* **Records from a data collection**
————
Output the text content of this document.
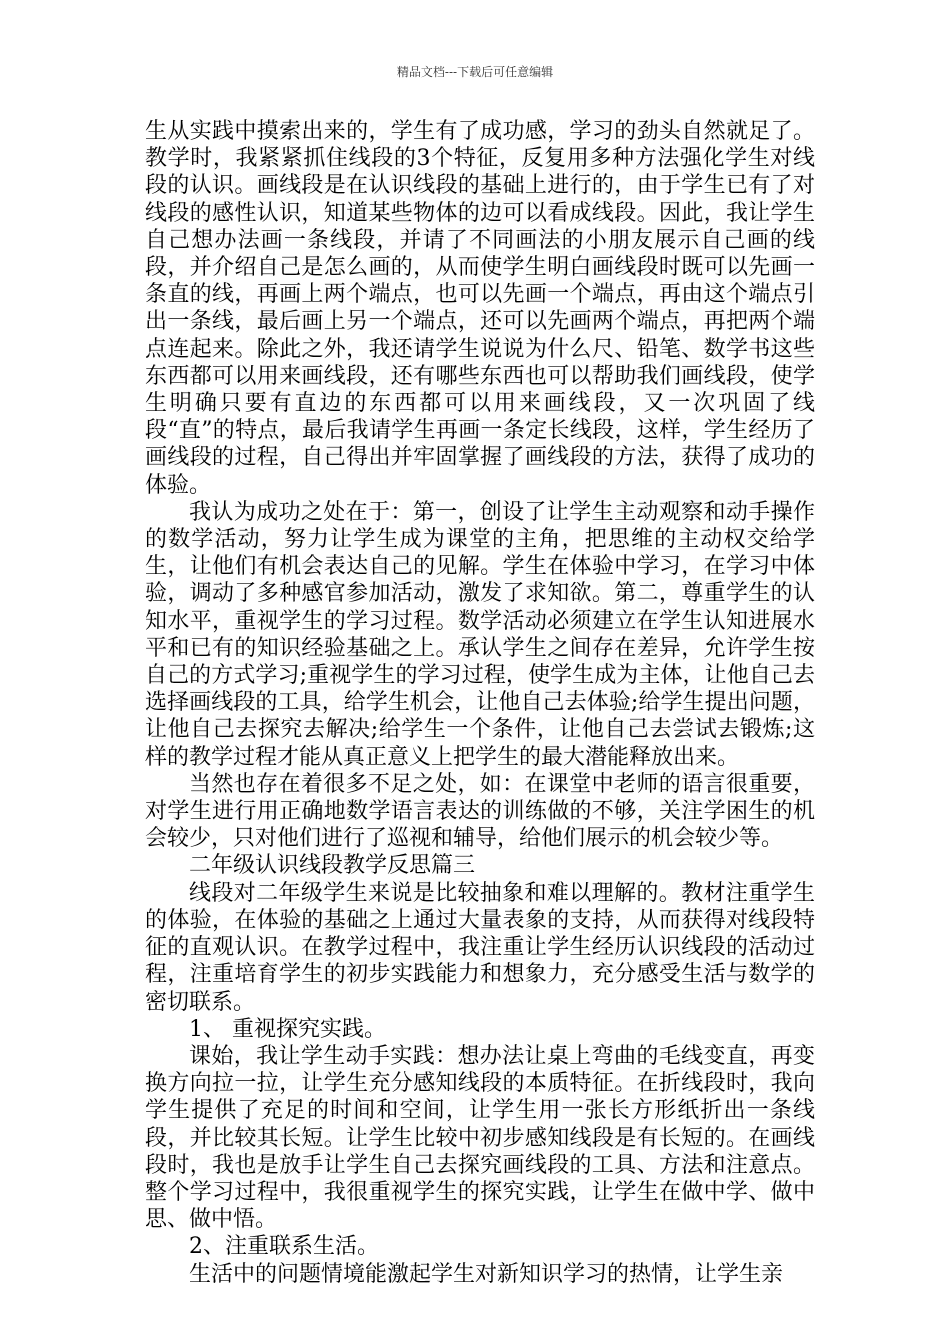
精品文档---下载后可任意编辑

生从实践中摸索出来的，学生有了成功感，学习的劲头自然就足了。教学时，我紧紧抓住线段的3个特征，反复用多种方法强化学生对线段的认识。画线段是在认识线段的基础上进行的，由于学生已有了对线段的感性认识，知道某些物体的边可以看成线段。因此，我让学生自己想办法画一条线段，并请了不同画法的小朋友展示自己画的线段，并介绍自己是怎么画的，从而使学生明白画线段时既可以先画一条直的线，再画上两个端点，也可以先画一个端点，再由这个端点引出一条线，最后画上另一个端点，还可以先画两个端点，再把两个端点连起来。除此之外，我还请学生说说为什么尺、铅笔、数学书这些东西都可以用来画线段，还有哪些东西也可以帮助我们画线段，使学生明确只要有直边的东西都可以用来画线段，又一次巩固了线段“直”的特点，最后我请学生再画一条定长线段，这样，学生经历了画线段的过程，自己得出并牢固掌握了画线段的方法，获得了成功的体验。

我认为成功之处在于：第一，创设了让学生主动观察和动手操作的数学活动，努力让学生成为课堂的主角，把思维的主动权交给学生，让他们有机会表达自己的见解。学生在体验中学习，在学习中体验，调动了多种感官参加活动，激发了求知欲。第二，尊重学生的认知水平，重视学生的学习过程。数学活动必须建立在学生认知进展水平和已有的知识经验基础之上。承认学生之间存在差异，允许学生按自己的方式学习;重视学生的学习过程，使学生成为主体，让他自己去选择画线段的工具，给学生机会，让他自己去体验;给学生提出问题，让他自己去探究去解决;给学生一个条件，让他自己去尝试去锻炼;这样的教学过程才能从真正意义上把学生的最大潜能释放出来。

当然也存在着很多不足之处，如：在课堂中老师的语言很重要，对学生进行用正确地数学语言表达的训练做的不够，关注学困生的机会较少，只对他们进行了巡视和辅导，给他们展示的机会较少等。

二年级认识线段教学反思篇三

线段对二年级学生来说是比较抽象和难以理解的。教材注重学生的体验，在体验的基础之上通过大量表象的支持，从而获得对线段特征的直观认识。在教学过程中，我注重让学生经历认识线段的活动过程，注重培育学生的初步实践能力和想象力，充分感受生活与数学的密切联系。

1、 重视探究实践。

课始，我让学生动手实践：想办法让桌上弯曲的毛线变直，再变换方向拉一拉，让学生充分感知线段的本质特征。在折线段时，我向学生提供了充足的时间和空间，让学生用一张长方形纸折出一条线段，并比较其长短。让学生比较中初步感知线段是有长短的。在画线段时，我也是放手让学生自己去探究画线段的工具、方法和注意点。整个学习过程中，我很重视学生的探究实践，让学生在做中学、做中思、做中悟。

2、注重联系生活。

生活中的问题情境能激起学生对新知识学习的热情，让学生亲
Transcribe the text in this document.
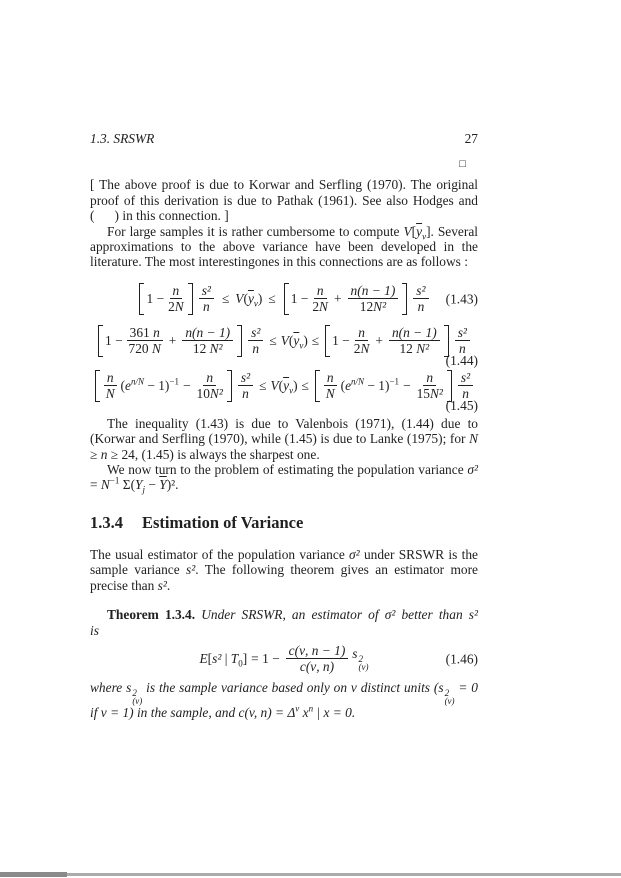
1.3. SRSWR	27
□

[ The above proof is due to Korwar and Serfling (1970). The original proof of this derivation is due to Pathak (1961). See also Hodges and (      ) in this connection. ]

For large samples it is rather cumbersome to compute $V[\overline{y}_\nu]$. Several approximations to the above variance have been developed in the literature. The most interestingones in this connections are as follows :

$1 - \frac{n}{2N} \frac{\text{s²}}{n} \le V(\overline{y}_\nu) \le 1 - \frac{n}{2N} + \frac{n(n - 1)}{\text{12N²}} \frac{\text{s²}}{n} (1.43)$
$1 - \frac{361 n}{720 N} + \frac{n(n - 1)}{\text{12 N²}} \frac{\text{s²}}{n} \le V(\overline{y}_\nu) \le 1 - \frac{n}{2N} + \frac{n(n - 1)}{\text{12 N²}} \frac{\text{s²}}{n}$
(1.44)
$\frac{n}{N} (e^{n/N} - 1)^{-1} - \frac{n}{\text{10N²}} \frac{\text{s²}}{n} \le V(\overline{y}_\nu) \le \frac{n}{N} (e^{n/N} - 1)^{-1} - \frac{n}{\text{15N²}} \frac{\text{s²}}{n}$
(1.45)

The inequality (1.43) is due to Valenbois (1971), (1.44) due to (Korwar and Serfling (1970), while (1.45) is due to Lanke (1975); for N ≥ n ≥ 24, (1.45) is always the sharpest one.

We now turn to the problem of estimating the population variance $\sigma^2 = N^{-1}$ $\Sigma(Y_j - \overline{Y})^2$.

1.3.4 Estimation of Variance

The usual estimator of the population variance σ² under SRSWR is the sample variance s². The following theorem gives an estimator more precise than s².

Theorem 1.3.4. Under SRSWR, an estimator of σ² better than s²

is

E[s² | $T_0] = 1 - \frac{c(\nu, n - 1)}{c(\nu, n)}$ s 2
(ν)
(1.46)

where s 2
(ν)
is the sample variance based only on ν distinct units (s 2
(ν)
= 0 if ν = 1) in the sample, and c(v, $n) = \Delta^\nu$ $x^n$ | x = 0.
————
* **TASK INSTRUCTIONS**
From the records given above, reproduce all text exactly and exclude each picture.

* **WORKED ANSWER**
Output the text content of this document.
精品文档---下载后可任意编辑

生从实践中摸索出来的，学生有了成功感，学习的劲头自然就足了。教学时，我紧紧抓住线段的3个特征，反复用多种方法强化学生对线段的认识。画线段是在认识线段的基础上进行的，由于学生已有了对线段的感性认识，知道某些物体的边可以看成线段。因此，我让学生自己想办法画一条线段，并请了不同画法的小朋友展示自己画的线段，并介绍自己是怎么画的，从而使学生明白画线段时既可以先画一条直的线，再画上两个端点，也可以先画一个端点，再由这个端点引出一条线，最后画上另一个端点，还可以先画两个端点，再把两个端点连起来。除此之外，我还请学生说说为什么尺、铅笔、数学书这些东西都可以用来画线段，还有哪些东西也可以帮助我们画线段，使学生明确只要有直边的东西都可以用来画线段，又一次巩固了线段“直”的特点，最后我请学生再画一条定长线段，这样，学生经历了画线段的过程，自己得出并牢固掌握了画线段的方法，获得了成功的体验。

我认为成功之处在于：第一，创设了让学生主动观察和动手操作的数学活动，努力让学生成为课堂的主角，把思维的主动权交给学生，让他们有机会表达自己的见解。学生在体验中学习，在学习中体验，调动了多种感官参加活动，激发了求知欲。第二，尊重学生的认知水平，重视学生的学习过程。数学活动必须建立在学生认知进展水平和已有的知识经验基础之上。承认学生之间存在差异，允许学生按自己的方式学习;重视学生的学习过程，使学生成为主体，让他自己去选择画线段的工具，给学生机会，让他自己去体验;给学生提出问题，让他自己去探究去解决;给学生一个条件，让他自己去尝试去锻炼;这样的教学过程才能从真正意义上把学生的最大潜能释放出来。

当然也存在着很多不足之处，如：在课堂中老师的语言很重要，对学生进行用正确地数学语言表达的训练做的不够，关注学困生的机会较少，只对他们进行了巡视和辅导，给他们展示的机会较少等。

二年级认识线段教学反思篇三

线段对二年级学生来说是比较抽象和难以理解的。教材注重学生的体验，在体验的基础之上通过大量表象的支持，从而获得对线段特征的直观认识。在教学过程中，我注重让学生经历认识线段的活动过程，注重培育学生的初步实践能力和想象力，充分感受生活与数学的密切联系。

1、 重视探究实践。

课始，我让学生动手实践：想办法让桌上弯曲的毛线变直，再变换方向拉一拉，让学生充分感知线段的本质特征。在折线段时，我向学生提供了充足的时间和空间，让学生用一张长方形纸折出一条线段，并比较其长短。让学生比较中初步感知线段是有长短的。在画线段时，我也是放手让学生自己去探究画线段的工具、方法和注意点。整个学习过程中，我很重视学生的探究实践，让学生在做中学、做中思、做中悟。

2、注重联系生活。

生活中的问题情境能激起学生对新知识学习的热情，让学生亲
Transcribe the text in this document.
1.3. SRSWR	27
□

[ The above proof is due to Korwar and Serfling (1970). The original proof of this derivation is due to Pathak (1961). See also Hodges and (      ) in this connection. ]

For large samples it is rather cumbersome to compute $V[\overline{y}_\nu]$. Several approximations to the above variance have been developed in the literature. The most interestingones in this connections are as follows :

$1 - \frac{n}{2N} \frac{\text{s²}}{n} \le V(\overline{y}_\nu) \le 1 - \frac{n}{2N} + \frac{n(n - 1)}{\text{12N²}} \frac{\text{s²}}{n} (1.43)$
$1 - \frac{361 n}{720 N} + \frac{n(n - 1)}{\text{12 N²}} \frac{\text{s²}}{n} \le V(\overline{y}_\nu) \le 1 - \frac{n}{2N} + \frac{n(n - 1)}{\text{12 N²}} \frac{\text{s²}}{n}$
(1.44)
$\frac{n}{N} (e^{n/N} - 1)^{-1} - \frac{n}{\text{10N²}} \frac{\text{s²}}{n} \le V(\overline{y}_\nu) \le \frac{n}{N} (e^{n/N} - 1)^{-1} - \frac{n}{\text{15N²}} \frac{\text{s²}}{n}$
(1.45)

The inequality (1.43) is due to Valenbois (1971), (1.44) due to (Korwar and Serfling (1970), while (1.45) is due to Lanke (1975); for N ≥ n ≥ 24, (1.45) is always the sharpest one.

We now turn to the problem of estimating the population variance $\sigma^2 = N^{-1}$ $\Sigma(Y_j - \overline{Y})^2$.

1.3.4 Estimation of Variance

The usual estimator of the population variance σ² under SRSWR is the sample variance s². The following theorem gives an estimator more precise than s².

Theorem 1.3.4. Under SRSWR, an estimator of σ² better than s²

is

E[s² | $T_0] = 1 - \frac{c(\nu, n - 1)}{c(\nu, n)}$ s 2
(ν)
(1.46)

where s 2
(ν)
is the sample variance based only on ν distinct units (s 2
(ν)
= 0 if ν = 1) in the sample, and c(v, $n) = \Delta^\nu$ $x^n$ | x = 0.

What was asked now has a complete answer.